— TEXT SEGMENT —
§ §
Critics’ Picks

View of “Baldo Diodato: Works from the Performance,” 2021.

View of “Baldo Diodato: Works from the Performance,” 2021.

Rome

Baldo Diodato

Galleria Mario Iannelli
Via Flaminia 380
May 5–June 16, 2021

In a previous group show, amidst works by Schirin Kretschmann and Yorgos Stamkopoulos, Baldo Diodato covered the gallery floor with an immaculate canvas so that visitors’ foot traffic acted as an unconscious brush, spreading colored pigments in involuntary shades and patterns. His current exhibition offers a visual transcription of that experience. The artist’s use of “collective frottage,” as he calls it, dates back to a 1974 performance at JFK Square in Philadelphia, which was repeated two years later at New York’s Alessandra Gallery. In each case, a sheet of carbon paper sandwiched inside a double layer of canvas impressed the indelible sign of passage on the underlying surface.

Then and now, the canvas is transformed into a participating body, a seismograph that records movements, pressures, controlled accidents, and the steps—confident or uncertain—of the viewer, who sets the exhibition’s tempo. At the conclusion of the opening, the artist cut up certain portions of the canvas, exhibiting them vertically for this new show: All titled Frottage Multicolore, 2021, they bear witness to the gravitational forces with which Pollock’s dancing abstraction long ago acquainted us. In the imperfect parts, where the wounds of the adhesive tape or the square voids where walking was prohibited are visible, the gaps seem to become portals to the infinite.

Also on display are four works entitled Frottage su Alluminio, 2021—sheets of aluminum previously spread out on the floor in the outer part of the gallery and allowed to “vibrate” from hammer blows applied by visitors. The jagged and protruding contours, which Diodato experimented with previously on the sampietrini of Rome, recall Enrico Castellani’s rhythmic “extroflexions” and the material suspensions of Piero Manzoni’s “Achromes,” their obdurate physicality complementing their conceptual gamesmanship.

Translated from Italian by Marguerite Shore.
§ §
— MATERIAL PROVIDED —
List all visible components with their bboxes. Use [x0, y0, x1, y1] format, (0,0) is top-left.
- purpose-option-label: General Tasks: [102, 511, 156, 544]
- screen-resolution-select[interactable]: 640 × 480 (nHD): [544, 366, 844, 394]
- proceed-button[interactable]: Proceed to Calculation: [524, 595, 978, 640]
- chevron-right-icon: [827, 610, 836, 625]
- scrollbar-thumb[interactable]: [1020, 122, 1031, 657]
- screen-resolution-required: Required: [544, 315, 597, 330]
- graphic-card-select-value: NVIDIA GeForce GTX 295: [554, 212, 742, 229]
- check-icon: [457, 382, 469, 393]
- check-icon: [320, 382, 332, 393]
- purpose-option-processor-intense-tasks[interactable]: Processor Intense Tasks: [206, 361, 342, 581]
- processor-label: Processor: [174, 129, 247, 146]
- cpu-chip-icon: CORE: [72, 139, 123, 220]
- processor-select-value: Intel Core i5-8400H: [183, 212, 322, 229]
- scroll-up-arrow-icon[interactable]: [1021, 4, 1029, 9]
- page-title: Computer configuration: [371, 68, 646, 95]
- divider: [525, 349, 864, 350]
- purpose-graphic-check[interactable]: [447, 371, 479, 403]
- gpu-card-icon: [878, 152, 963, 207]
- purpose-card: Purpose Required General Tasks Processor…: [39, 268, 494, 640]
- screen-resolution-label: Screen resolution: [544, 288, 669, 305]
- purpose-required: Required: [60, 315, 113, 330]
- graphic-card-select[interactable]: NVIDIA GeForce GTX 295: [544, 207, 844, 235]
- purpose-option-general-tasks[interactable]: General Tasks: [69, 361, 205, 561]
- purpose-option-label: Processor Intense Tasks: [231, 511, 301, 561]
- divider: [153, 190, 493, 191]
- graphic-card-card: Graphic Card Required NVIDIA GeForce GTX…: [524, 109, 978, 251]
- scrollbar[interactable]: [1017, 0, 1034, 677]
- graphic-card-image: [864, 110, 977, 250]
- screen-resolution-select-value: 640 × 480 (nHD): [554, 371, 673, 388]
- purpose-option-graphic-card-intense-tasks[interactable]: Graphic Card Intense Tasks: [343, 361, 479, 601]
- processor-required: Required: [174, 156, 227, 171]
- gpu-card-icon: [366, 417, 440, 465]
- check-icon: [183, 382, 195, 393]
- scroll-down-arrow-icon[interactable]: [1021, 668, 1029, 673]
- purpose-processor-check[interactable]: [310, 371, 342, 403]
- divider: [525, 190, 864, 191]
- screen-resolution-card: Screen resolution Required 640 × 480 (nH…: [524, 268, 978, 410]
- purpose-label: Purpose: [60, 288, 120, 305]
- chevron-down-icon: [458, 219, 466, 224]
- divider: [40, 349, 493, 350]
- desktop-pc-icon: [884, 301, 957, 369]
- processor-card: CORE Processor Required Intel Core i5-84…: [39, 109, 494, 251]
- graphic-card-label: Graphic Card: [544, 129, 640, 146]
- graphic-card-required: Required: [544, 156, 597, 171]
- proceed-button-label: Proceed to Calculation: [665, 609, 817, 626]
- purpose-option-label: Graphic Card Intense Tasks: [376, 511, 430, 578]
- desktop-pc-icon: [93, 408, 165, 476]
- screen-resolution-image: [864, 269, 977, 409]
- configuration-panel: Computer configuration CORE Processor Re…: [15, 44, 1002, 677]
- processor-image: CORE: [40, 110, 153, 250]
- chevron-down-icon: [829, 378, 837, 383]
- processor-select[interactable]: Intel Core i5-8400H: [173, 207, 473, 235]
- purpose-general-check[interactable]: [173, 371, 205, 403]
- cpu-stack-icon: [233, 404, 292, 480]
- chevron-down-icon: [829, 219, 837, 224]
§ §
— WORK INSTRUCTIONS —
(A) Answer these questions using the review of the Baldo Diodato exhibition:
(i) In what year and at what site did Diodato first use "collective frottage"?
(ii) How many works titled Frottage su Alluminio are on display?
(iii) Who translated the review from Italian?
(B) According to the review of the Baldo Diodato exhibition, how did the performances in Philadelphia and at New York's Alessandra Gallery record the passage of visitors? Answer in one to three sentences.
The data is not needed for anything that follows.

— ANSWERS PROVIDED —
(A)
(i) 1974, at JFK Square in Philadelphia.
(ii) Four.
(iii) Marguerite Shore.

(B) A sheet of carbon paper was placed between two layers of canvas. As visitors walked over it, the carbon paper pressed a permanent mark of their passage onto the canvas beneath.